Recorded data:
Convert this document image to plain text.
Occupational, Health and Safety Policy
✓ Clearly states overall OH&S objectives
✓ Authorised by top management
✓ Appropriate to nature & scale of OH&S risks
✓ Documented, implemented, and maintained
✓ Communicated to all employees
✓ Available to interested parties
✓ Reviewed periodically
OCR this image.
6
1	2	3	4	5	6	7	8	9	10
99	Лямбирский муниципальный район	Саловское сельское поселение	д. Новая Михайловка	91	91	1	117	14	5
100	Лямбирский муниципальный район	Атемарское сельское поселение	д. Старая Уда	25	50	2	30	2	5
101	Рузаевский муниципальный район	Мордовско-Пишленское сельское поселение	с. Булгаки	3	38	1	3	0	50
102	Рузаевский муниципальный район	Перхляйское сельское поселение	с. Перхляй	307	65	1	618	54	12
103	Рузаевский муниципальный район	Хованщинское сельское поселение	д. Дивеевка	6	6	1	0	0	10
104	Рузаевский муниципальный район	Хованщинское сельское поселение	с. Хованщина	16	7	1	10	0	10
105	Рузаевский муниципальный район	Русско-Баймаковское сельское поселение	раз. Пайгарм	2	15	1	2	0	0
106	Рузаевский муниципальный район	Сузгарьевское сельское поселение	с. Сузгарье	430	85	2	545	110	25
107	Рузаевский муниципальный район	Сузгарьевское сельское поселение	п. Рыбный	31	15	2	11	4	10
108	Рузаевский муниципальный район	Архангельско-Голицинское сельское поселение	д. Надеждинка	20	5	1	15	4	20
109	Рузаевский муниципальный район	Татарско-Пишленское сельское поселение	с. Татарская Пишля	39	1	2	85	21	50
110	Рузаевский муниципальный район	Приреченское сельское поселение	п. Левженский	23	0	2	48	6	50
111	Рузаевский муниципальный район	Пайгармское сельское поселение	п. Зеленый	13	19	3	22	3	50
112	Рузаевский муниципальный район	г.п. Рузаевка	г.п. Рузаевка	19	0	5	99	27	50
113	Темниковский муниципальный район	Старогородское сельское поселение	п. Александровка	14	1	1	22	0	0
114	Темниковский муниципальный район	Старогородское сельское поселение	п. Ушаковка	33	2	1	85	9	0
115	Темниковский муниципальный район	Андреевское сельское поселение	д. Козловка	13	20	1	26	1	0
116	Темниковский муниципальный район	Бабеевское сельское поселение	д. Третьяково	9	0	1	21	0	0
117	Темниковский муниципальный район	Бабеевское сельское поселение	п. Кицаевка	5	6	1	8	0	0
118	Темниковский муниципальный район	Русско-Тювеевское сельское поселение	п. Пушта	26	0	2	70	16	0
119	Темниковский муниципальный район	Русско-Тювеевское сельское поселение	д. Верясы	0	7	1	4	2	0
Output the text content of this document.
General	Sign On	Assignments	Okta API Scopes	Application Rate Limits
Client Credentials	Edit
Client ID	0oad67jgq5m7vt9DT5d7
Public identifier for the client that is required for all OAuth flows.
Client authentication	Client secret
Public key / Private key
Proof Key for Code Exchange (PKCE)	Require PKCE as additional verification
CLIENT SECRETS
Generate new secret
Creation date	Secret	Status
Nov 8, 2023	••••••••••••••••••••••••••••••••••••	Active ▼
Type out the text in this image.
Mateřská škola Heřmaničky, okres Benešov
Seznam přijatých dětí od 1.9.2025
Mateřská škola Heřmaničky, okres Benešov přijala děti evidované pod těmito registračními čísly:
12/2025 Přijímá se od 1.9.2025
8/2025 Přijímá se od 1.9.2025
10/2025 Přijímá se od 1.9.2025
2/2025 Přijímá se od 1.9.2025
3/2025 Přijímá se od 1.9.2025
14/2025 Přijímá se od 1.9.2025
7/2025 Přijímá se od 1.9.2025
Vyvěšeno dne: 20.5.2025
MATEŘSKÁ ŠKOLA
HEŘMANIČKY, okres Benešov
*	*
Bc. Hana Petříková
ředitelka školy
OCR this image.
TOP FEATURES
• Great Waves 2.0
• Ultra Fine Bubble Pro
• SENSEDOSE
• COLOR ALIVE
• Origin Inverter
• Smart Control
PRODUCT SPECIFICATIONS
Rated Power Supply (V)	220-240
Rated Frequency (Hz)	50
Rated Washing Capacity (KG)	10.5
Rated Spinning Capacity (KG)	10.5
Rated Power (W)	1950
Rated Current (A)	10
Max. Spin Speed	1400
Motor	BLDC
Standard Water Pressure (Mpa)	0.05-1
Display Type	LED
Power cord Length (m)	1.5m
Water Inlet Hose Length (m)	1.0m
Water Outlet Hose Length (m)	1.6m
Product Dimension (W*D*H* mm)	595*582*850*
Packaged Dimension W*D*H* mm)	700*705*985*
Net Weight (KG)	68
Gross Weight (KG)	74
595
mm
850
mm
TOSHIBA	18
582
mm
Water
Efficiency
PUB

_BRIEF_. Extract the full listing and reproduce each line exactly.

_OUTPUT BELOW_.
Convert this document image to plain text.
Occupational, Health and Safety Policy
✓ Clearly states overall OH&S objectives
✓ Authorised by top management
✓ Appropriate to nature & scale of OH&S risks
✓ Documented, implemented, and maintained
✓ Communicated to all employees
✓ Available to interested parties
✓ Reviewed periodically
OCR this image.
6
1	2	3	4	5	6	7	8	9	10
99	Лямбирский муниципальный район	Саловское сельское поселение	д. Новая Михайловка	91	91	1	117	14	5
100	Лямбирский муниципальный район	Атемарское сельское поселение	д. Старая Уда	25	50	2	30	2	5
101	Рузаевский муниципальный район	Мордовско-Пишленское сельское поселение	с. Булгаки	3	38	1	3	0	50
102	Рузаевский муниципальный район	Перхляйское сельское поселение	с. Перхляй	307	65	1	618	54	12
103	Рузаевский муниципальный район	Хованщинское сельское поселение	д. Дивеевка	6	6	1	0	0	10
104	Рузаевский муниципальный район	Хованщинское сельское поселение	с. Хованщина	16	7	1	10	0	10
105	Рузаевский муниципальный район	Русско-Баймаковское сельское поселение	раз. Пайгарм	2	15	1	2	0	0
106	Рузаевский муниципальный район	Сузгарьевское сельское поселение	с. Сузгарье	430	85	2	545	110	25
107	Рузаевский муниципальный район	Сузгарьевское сельское поселение	п. Рыбный	31	15	2	11	4	10
108	Рузаевский муниципальный район	Архангельско-Голицинское сельское поселение	д. Надеждинка	20	5	1	15	4	20
109	Рузаевский муниципальный район	Татарско-Пишленское сельское поселение	с. Татарская Пишля	39	1	2	85	21	50
110	Рузаевский муниципальный район	Приреченское сельское поселение	п. Левженский	23	0	2	48	6	50
111	Рузаевский муниципальный район	Пайгармское сельское поселение	п. Зеленый	13	19	3	22	3	50
112	Рузаевский муниципальный район	г.п. Рузаевка	г.п. Рузаевка	19	0	5	99	27	50
113	Темниковский муниципальный район	Старогородское сельское поселение	п. Александровка	14	1	1	22	0	0
114	Темниковский муниципальный район	Старогородское сельское поселение	п. Ушаковка	33	2	1	85	9	0
115	Темниковский муниципальный район	Андреевское сельское поселение	д. Козловка	13	20	1	26	1	0
116	Темниковский муниципальный район	Бабеевское сельское поселение	д. Третьяково	9	0	1	21	0	0
117	Темниковский муниципальный район	Бабеевское сельское поселение	п. Кицаевка	5	6	1	8	0	0
118	Темниковский муниципальный район	Русско-Тювеевское сельское поселение	п. Пушта	26	0	2	70	16	0
119	Темниковский муниципальный район	Русско-Тювеевское сельское поселение	д. Верясы	0	7	1	4	2	0
Output the text content of this document.
General	Sign On	Assignments	Okta API Scopes	Application Rate Limits
Client Credentials	Edit
Client ID	0oad67jgq5m7vt9DT5d7
Public identifier for the client that is required for all OAuth flows.
Client authentication	Client secret
Public key / Private key
Proof Key for Code Exchange (PKCE)	Require PKCE as additional verification
CLIENT SECRETS
Generate new secret
Creation date	Secret	Status
Nov 8, 2023	••••••••••••••••••••••••••••••••••••	Active ▼
Type out the text in this image.
Mateřská škola Heřmaničky, okres Benešov
Seznam přijatých dětí od 1.9.2025
Mateřská škola Heřmaničky, okres Benešov přijala děti evidované pod těmito registračními čísly:
12/2025 Přijímá se od 1.9.2025
8/2025 Přijímá se od 1.9.2025
10/2025 Přijímá se od 1.9.2025
2/2025 Přijímá se od 1.9.2025
3/2025 Přijímá se od 1.9.2025
14/2025 Přijímá se od 1.9.2025
7/2025 Přijímá se od 1.9.2025
Vyvěšeno dne: 20.5.2025
MATEŘSKÁ ŠKOLA
HEŘMANIČKY, okres Benešov
*	*
Bc. Hana Petříková
ředitelka školy
OCR this image.
TOP FEATURES
• Great Waves 2.0
• Ultra Fine Bubble Pro
• SENSEDOSE
• COLOR ALIVE
• Origin Inverter
• Smart Control
PRODUCT SPECIFICATIONS
Rated Power Supply (V)	220-240
Rated Frequency (Hz)	50
Rated Washing Capacity (KG)	10.5
Rated Spinning Capacity (KG)	10.5
Rated Power (W)	1950
Rated Current (A)	10
Max. Spin Speed	1400
Motor	BLDC
Standard Water Pressure (Mpa)	0.05-1
Display Type	LED
Power cord Length (m)	1.5m
Water Inlet Hose Length (m)	1.0m
Water Outlet Hose Length (m)	1.6m
Product Dimension (W*D*H* mm)	595*582*850*
Packaged Dimension W*D*H* mm)	700*705*985*
Net Weight (KG)	68
Gross Weight (KG)	74
595
mm
850
mm
TOSHIBA	18
582
mm
Water
Efficiency
PUB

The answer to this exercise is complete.